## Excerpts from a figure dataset
↓↓↓

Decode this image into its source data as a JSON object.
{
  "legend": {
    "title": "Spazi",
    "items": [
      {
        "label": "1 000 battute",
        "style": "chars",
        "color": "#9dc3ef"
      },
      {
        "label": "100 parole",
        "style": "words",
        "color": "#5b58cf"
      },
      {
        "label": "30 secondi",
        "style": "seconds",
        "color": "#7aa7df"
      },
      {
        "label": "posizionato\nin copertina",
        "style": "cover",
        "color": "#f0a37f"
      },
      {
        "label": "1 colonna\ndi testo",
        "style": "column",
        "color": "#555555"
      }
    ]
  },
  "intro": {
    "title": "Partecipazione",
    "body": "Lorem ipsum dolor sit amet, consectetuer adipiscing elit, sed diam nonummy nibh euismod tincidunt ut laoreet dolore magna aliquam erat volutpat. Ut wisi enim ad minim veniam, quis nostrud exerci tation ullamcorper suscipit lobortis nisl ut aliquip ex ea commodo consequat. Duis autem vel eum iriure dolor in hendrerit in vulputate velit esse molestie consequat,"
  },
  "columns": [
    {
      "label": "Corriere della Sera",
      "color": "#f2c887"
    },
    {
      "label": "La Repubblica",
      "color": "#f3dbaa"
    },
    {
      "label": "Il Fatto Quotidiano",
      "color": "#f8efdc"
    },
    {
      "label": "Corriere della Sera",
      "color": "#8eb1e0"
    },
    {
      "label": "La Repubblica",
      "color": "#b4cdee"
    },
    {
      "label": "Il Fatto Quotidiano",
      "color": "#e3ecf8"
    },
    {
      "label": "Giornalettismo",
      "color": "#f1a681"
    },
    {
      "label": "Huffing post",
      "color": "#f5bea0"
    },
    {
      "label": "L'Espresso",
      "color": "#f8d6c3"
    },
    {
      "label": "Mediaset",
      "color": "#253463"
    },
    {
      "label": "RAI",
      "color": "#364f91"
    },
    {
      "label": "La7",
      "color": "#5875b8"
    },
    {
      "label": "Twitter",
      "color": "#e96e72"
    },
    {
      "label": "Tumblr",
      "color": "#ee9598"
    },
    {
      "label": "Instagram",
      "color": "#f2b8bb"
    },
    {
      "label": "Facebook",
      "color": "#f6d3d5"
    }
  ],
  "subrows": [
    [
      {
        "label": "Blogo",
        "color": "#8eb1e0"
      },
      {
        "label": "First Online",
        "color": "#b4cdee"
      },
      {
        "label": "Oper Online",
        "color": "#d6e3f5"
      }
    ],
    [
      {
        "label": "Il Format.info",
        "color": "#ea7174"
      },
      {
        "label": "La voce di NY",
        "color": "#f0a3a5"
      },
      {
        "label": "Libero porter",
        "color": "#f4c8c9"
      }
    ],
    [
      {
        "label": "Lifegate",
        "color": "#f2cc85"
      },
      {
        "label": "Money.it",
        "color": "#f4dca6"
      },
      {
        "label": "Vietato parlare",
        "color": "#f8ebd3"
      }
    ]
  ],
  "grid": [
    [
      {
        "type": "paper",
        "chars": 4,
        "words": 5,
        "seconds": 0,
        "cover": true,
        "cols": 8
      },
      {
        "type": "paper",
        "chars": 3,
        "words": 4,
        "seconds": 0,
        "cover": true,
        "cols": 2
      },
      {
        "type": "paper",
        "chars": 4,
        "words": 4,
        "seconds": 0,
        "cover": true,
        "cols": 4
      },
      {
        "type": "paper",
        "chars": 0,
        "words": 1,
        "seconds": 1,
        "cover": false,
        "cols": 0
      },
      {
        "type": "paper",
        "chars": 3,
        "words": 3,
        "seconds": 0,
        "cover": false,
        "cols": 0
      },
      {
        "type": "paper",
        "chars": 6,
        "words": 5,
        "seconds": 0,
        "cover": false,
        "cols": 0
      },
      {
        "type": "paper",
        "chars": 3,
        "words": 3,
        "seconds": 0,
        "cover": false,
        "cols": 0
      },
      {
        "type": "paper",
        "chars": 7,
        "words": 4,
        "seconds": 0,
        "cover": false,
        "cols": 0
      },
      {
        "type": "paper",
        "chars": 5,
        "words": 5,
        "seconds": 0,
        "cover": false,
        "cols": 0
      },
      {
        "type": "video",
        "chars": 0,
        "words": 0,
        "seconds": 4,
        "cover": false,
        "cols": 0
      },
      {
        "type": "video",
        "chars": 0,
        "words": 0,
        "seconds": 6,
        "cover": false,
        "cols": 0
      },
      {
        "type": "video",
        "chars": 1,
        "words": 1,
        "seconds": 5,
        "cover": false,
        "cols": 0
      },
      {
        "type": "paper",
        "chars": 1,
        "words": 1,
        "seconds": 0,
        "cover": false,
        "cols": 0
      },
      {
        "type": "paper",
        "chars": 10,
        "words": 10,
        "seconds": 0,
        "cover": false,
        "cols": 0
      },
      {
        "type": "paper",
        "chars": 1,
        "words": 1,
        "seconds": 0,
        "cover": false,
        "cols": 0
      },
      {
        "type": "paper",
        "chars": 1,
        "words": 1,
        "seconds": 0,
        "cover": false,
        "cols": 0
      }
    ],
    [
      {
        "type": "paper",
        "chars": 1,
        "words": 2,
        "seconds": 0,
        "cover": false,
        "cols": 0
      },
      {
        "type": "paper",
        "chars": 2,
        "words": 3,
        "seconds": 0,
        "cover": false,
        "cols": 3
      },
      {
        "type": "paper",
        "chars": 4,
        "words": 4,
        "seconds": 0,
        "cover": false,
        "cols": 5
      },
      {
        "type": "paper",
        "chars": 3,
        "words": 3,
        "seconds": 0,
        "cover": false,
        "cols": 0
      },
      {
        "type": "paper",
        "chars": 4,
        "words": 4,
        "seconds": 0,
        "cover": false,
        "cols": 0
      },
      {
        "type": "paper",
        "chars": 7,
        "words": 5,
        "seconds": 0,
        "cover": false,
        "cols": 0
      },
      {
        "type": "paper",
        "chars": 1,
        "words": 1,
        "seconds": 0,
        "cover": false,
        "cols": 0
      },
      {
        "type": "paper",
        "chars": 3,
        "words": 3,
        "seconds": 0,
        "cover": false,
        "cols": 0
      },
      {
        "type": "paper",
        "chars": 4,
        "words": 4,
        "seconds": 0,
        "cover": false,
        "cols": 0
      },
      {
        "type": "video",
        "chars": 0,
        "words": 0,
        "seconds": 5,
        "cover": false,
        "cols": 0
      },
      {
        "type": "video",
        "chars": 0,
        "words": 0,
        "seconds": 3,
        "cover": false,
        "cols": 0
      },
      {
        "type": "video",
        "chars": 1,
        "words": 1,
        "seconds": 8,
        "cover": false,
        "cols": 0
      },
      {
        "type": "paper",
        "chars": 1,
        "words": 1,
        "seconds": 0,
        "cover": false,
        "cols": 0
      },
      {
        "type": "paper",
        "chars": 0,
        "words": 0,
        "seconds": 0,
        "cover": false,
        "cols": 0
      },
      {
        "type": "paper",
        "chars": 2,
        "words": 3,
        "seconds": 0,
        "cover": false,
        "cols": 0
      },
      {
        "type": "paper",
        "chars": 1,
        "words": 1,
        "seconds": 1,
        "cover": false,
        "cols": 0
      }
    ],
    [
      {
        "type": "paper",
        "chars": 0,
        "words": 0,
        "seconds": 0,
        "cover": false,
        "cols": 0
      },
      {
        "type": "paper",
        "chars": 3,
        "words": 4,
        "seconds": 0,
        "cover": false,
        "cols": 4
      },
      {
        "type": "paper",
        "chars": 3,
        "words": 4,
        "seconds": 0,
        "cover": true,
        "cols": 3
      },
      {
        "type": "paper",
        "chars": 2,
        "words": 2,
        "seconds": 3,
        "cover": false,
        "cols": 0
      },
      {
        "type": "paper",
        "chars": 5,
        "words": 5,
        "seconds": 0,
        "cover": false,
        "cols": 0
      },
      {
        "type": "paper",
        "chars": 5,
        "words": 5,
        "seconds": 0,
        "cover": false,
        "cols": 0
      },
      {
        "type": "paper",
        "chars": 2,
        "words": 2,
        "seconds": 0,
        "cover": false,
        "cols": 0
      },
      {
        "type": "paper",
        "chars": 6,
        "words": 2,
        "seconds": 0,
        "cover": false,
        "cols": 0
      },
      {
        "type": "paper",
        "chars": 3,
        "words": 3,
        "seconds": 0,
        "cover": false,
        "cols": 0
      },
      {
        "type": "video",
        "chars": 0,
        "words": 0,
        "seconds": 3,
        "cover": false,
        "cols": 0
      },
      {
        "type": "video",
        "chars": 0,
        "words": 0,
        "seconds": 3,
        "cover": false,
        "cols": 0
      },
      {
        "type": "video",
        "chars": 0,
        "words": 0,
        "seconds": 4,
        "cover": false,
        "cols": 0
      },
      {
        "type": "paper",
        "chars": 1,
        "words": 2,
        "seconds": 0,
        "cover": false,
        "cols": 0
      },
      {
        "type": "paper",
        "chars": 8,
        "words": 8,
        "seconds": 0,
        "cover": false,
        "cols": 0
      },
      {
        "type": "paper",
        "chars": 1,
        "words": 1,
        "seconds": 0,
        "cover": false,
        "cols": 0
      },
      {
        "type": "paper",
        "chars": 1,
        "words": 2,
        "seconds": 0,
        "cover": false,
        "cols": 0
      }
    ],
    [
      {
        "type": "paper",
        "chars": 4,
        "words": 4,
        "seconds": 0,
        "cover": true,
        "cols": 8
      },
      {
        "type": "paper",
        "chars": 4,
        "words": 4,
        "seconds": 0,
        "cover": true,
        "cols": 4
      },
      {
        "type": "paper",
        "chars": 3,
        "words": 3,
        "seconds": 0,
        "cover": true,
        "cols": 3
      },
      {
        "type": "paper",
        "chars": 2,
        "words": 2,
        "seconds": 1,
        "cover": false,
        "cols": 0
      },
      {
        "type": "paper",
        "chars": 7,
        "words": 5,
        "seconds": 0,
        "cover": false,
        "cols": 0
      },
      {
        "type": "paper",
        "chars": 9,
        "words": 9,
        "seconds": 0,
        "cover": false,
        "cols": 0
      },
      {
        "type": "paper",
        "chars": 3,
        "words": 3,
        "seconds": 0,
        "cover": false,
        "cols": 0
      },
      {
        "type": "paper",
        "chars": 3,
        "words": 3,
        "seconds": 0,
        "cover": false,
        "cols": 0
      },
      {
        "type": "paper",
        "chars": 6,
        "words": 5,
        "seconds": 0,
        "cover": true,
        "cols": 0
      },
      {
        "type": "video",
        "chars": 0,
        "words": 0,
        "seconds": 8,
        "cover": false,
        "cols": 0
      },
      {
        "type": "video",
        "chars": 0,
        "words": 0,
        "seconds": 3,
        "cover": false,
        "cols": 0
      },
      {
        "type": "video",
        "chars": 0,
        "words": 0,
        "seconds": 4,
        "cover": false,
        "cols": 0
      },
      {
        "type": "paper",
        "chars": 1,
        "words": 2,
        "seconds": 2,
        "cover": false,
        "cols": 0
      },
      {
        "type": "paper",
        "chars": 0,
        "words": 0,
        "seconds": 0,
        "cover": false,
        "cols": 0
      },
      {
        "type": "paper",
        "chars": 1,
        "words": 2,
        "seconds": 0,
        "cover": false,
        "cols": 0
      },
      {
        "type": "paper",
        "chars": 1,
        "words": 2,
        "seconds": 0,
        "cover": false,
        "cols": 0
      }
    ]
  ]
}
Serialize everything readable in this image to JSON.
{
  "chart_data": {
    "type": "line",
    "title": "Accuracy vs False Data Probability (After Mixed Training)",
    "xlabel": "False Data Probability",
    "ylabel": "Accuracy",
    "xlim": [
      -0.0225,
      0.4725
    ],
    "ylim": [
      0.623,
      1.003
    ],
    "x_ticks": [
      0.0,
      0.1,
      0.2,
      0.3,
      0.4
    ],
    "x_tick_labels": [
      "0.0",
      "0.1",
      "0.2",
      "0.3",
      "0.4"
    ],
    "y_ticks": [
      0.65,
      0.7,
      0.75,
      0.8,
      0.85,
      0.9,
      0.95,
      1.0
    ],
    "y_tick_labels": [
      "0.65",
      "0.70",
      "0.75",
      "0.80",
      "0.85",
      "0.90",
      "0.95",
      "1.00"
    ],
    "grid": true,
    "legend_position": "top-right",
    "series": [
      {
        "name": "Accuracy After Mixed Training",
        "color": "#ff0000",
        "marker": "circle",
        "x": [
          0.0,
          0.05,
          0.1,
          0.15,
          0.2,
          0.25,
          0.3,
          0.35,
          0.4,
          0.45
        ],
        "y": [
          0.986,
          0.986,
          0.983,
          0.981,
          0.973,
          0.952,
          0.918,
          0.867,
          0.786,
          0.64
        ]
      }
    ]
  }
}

↑↑↑

## WHAT THE EXERCISE ASKS
What is the number of lines in the listing that contain the string "image"? Reply with that number alone.

## RESULT
2